### Short task
Give every line of the data again, unchanged, but with no pictures.

==*==

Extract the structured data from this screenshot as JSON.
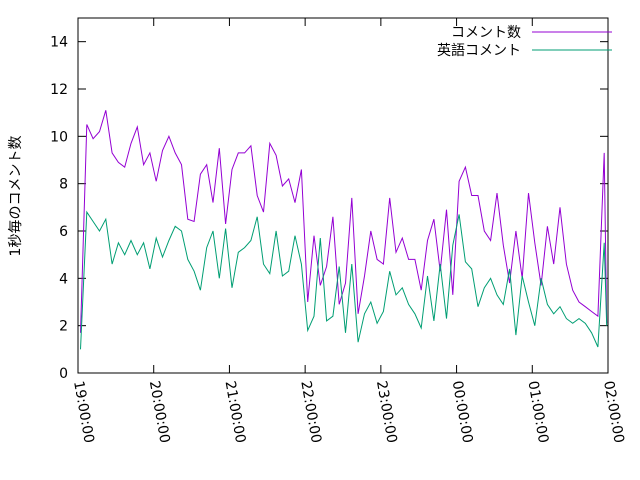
{
  "chart_data": {
    "type": "line",
    "y_label": "1秒毎のコメント数",
    "x": [
      "19:02:00",
      "19:07:00",
      "19:12:00",
      "19:17:00",
      "19:22:00",
      "19:27:00",
      "19:32:00",
      "19:37:00",
      "19:42:00",
      "19:47:00",
      "19:52:00",
      "19:57:00",
      "20:02:00",
      "20:07:00",
      "20:12:00",
      "20:17:00",
      "20:22:00",
      "20:27:00",
      "20:32:00",
      "20:37:00",
      "20:42:00",
      "20:47:00",
      "20:52:00",
      "20:57:00",
      "21:02:00",
      "21:07:00",
      "21:12:00",
      "21:17:00",
      "21:22:00",
      "21:27:00",
      "21:32:00",
      "21:37:00",
      "21:42:00",
      "21:47:00",
      "21:52:00",
      "21:57:00",
      "22:02:00",
      "22:07:00",
      "22:12:00",
      "22:17:00",
      "22:22:00",
      "22:27:00",
      "22:32:00",
      "22:37:00",
      "22:42:00",
      "22:47:00",
      "22:52:00",
      "22:57:00",
      "23:02:00",
      "23:07:00",
      "23:12:00",
      "23:17:00",
      "23:22:00",
      "23:27:00",
      "23:32:00",
      "23:37:00",
      "23:42:00",
      "23:47:00",
      "23:52:00",
      "23:57:00",
      "00:02:00",
      "00:07:00",
      "00:12:00",
      "00:17:00",
      "00:22:00",
      "00:27:00",
      "00:32:00",
      "00:37:00",
      "00:42:00",
      "00:47:00",
      "00:52:00",
      "00:57:00",
      "01:02:00",
      "01:07:00",
      "01:12:00",
      "01:17:00",
      "01:22:00",
      "01:27:00",
      "01:32:00",
      "01:37:00",
      "01:42:00",
      "01:47:00",
      "01:52:00",
      "01:57:00",
      "01:59:00"
    ],
    "series": [
      {
        "name": "コメント数",
        "color": "#9400d3",
        "values": [
          1.7,
          10.5,
          9.9,
          10.2,
          11.1,
          9.3,
          8.9,
          8.7,
          9.7,
          10.4,
          8.8,
          9.3,
          8.1,
          9.4,
          10.0,
          9.3,
          8.8,
          6.5,
          6.4,
          8.4,
          8.8,
          7.2,
          9.5,
          6.3,
          8.6,
          9.3,
          9.3,
          9.6,
          7.5,
          6.8,
          9.7,
          9.2,
          7.9,
          8.2,
          7.2,
          8.6,
          3.0,
          5.8,
          3.7,
          4.5,
          6.6,
          2.9,
          3.8,
          7.4,
          2.5,
          4.1,
          6.0,
          4.8,
          4.6,
          7.4,
          5.1,
          5.7,
          4.8,
          4.8,
          3.5,
          5.6,
          6.5,
          4.3,
          6.9,
          3.3,
          8.1,
          8.7,
          7.5,
          7.5,
          6.0,
          5.6,
          7.6,
          5.4,
          3.8,
          6.0,
          4.0,
          7.6,
          5.5,
          3.7,
          6.2,
          4.6,
          7.0,
          4.6,
          3.5,
          3.0,
          2.8,
          2.6,
          2.4,
          9.3,
          2.1
        ]
      },
      {
        "name": "英語コメント",
        "color": "#009e73",
        "values": [
          1.0,
          6.8,
          6.4,
          6.0,
          6.5,
          4.6,
          5.5,
          5.0,
          5.6,
          5.0,
          5.5,
          4.4,
          5.7,
          4.9,
          5.6,
          6.2,
          6.0,
          4.8,
          4.3,
          3.5,
          5.3,
          6.0,
          4.0,
          6.1,
          3.6,
          5.1,
          5.3,
          5.6,
          6.6,
          4.6,
          4.2,
          6.0,
          4.1,
          4.3,
          5.8,
          4.6,
          1.8,
          2.4,
          5.7,
          2.2,
          2.4,
          4.5,
          1.7,
          4.6,
          1.3,
          2.5,
          3.0,
          2.1,
          2.6,
          4.3,
          3.3,
          3.6,
          2.9,
          2.5,
          1.9,
          4.1,
          2.2,
          4.6,
          2.3,
          5.4,
          6.7,
          4.7,
          4.4,
          2.8,
          3.6,
          4.0,
          3.3,
          2.9,
          4.4,
          1.6,
          4.1,
          3.0,
          2.0,
          4.0,
          2.9,
          2.5,
          2.8,
          2.3,
          2.1,
          2.3,
          2.1,
          1.7,
          1.1,
          5.5,
          2.0
        ]
      }
    ],
    "xlim": [
      "19:00:00",
      "02:00:00"
    ],
    "xticks": [
      "19:00:00",
      "20:00:00",
      "21:00:00",
      "22:00:00",
      "23:00:00",
      "00:00:00",
      "01:00:00",
      "02:00:00"
    ],
    "ylim": [
      0,
      15
    ],
    "yticks": [
      0,
      2,
      4,
      6,
      8,
      10,
      12,
      14
    ],
    "legend": "top-right"
  }
}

==*==

### Result for this task
Extract the structured data from this screenshot as JSON.
{
  "chart_data": {
    "type": "line",
    "y_label": "1秒毎のコメント数",
    "x": [
      "19:02:00",
      "19:07:00",
      "19:12:00",
      "19:17:00",
      "19:22:00",
      "19:27:00",
      "19:32:00",
      "19:37:00",
      "19:42:00",
      "19:47:00",
      "19:52:00",
      "19:57:00",
      "20:02:00",
      "20:07:00",
      "20:12:00",
      "20:17:00",
      "20:22:00",
      "20:27:00",
      "20:32:00",
      "20:37:00",
      "20:42:00",
      "20:47:00",
      "20:52:00",
      "20:57:00",
      "21:02:00",
      "21:07:00",
      "21:12:00",
      "21:17:00",
      "21:22:00",
      "21:27:00",
      "21:32:00",
      "21:37:00",
      "21:42:00",
      "21:47:00",
      "21:52:00",
      "21:57:00",
      "22:02:00",
      "22:07:00",
      "22:12:00",
      "22:17:00",
      "22:22:00",
      "22:27:00",
      "22:32:00",
      "22:37:00",
      "22:42:00",
      "22:47:00",
      "22:52:00",
      "22:57:00",
      "23:02:00",
      "23:07:00",
      "23:12:00",
      "23:17:00",
      "23:22:00",
      "23:27:00",
      "23:32:00",
      "23:37:00",
      "23:42:00",
      "23:47:00",
      "23:52:00",
      "23:57:00",
      "00:02:00",
      "00:07:00",
      "00:12:00",
      "00:17:00",
      "00:22:00",
      "00:27:00",
      "00:32:00",
      "00:37:00",
      "00:42:00",
      "00:47:00",
      "00:52:00",
      "00:57:00",
      "01:02:00",
      "01:07:00",
      "01:12:00",
      "01:17:00",
      "01:22:00",
      "01:27:00",
      "01:32:00",
      "01:37:00",
      "01:42:00",
      "01:47:00",
      "01:52:00",
      "01:57:00",
      "01:59:00"
    ],
    "series": [
      {
        "name": "コメント数",
        "color": "#9400d3",
        "values": [
          1.7,
          10.5,
          9.9,
          10.2,
          11.1,
          9.3,
          8.9,
          8.7,
          9.7,
          10.4,
          8.8,
          9.3,
          8.1,
          9.4,
          10.0,
          9.3,
          8.8,
          6.5,
          6.4,
          8.4,
          8.8,
          7.2,
          9.5,
          6.3,
          8.6,
          9.3,
          9.3,
          9.6,
          7.5,
          6.8,
          9.7,
          9.2,
          7.9,
          8.2,
          7.2,
          8.6,
          3.0,
          5.8,
          3.7,
          4.5,
          6.6,
          2.9,
          3.8,
          7.4,
          2.5,
          4.1,
          6.0,
          4.8,
          4.6,
          7.4,
          5.1,
          5.7,
          4.8,
          4.8,
          3.5,
          5.6,
          6.5,
          4.3,
          6.9,
          3.3,
          8.1,
          8.7,
          7.5,
          7.5,
          6.0,
          5.6,
          7.6,
          5.4,
          3.8,
          6.0,
          4.0,
          7.6,
          5.5,
          3.7,
          6.2,
          4.6,
          7.0,
          4.6,
          3.5,
          3.0,
          2.8,
          2.6,
          2.4,
          9.3,
          2.1
        ]
      },
      {
        "name": "英語コメント",
        "color": "#009e73",
        "values": [
          1.0,
          6.8,
          6.4,
          6.0,
          6.5,
          4.6,
          5.5,
          5.0,
          5.6,
          5.0,
          5.5,
          4.4,
          5.7,
          4.9,
          5.6,
          6.2,
          6.0,
          4.8,
          4.3,
          3.5,
          5.3,
          6.0,
          4.0,
          6.1,
          3.6,
          5.1,
          5.3,
          5.6,
          6.6,
          4.6,
          4.2,
          6.0,
          4.1,
          4.3,
          5.8,
          4.6,
          1.8,
          2.4,
          5.7,
          2.2,
          2.4,
          4.5,
          1.7,
          4.6,
          1.3,
          2.5,
          3.0,
          2.1,
          2.6,
          4.3,
          3.3,
          3.6,
          2.9,
          2.5,
          1.9,
          4.1,
          2.2,
          4.6,
          2.3,
          5.4,
          6.7,
          4.7,
          4.4,
          2.8,
          3.6,
          4.0,
          3.3,
          2.9,
          4.4,
          1.6,
          4.1,
          3.0,
          2.0,
          4.0,
          2.9,
          2.5,
          2.8,
          2.3,
          2.1,
          2.3,
          2.1,
          1.7,
          1.1,
          5.5,
          2.0
        ]
      }
    ],
    "xlim": [
      "19:00:00",
      "02:00:00"
    ],
    "xticks": [
      "19:00:00",
      "20:00:00",
      "21:00:00",
      "22:00:00",
      "23:00:00",
      "00:00:00",
      "01:00:00",
      "02:00:00"
    ],
    "ylim": [
      0,
      15
    ],
    "yticks": [
      0,
      2,
      4,
      6,
      8,
      10,
      12,
      14
    ],
    "legend": "top-right"
  }
}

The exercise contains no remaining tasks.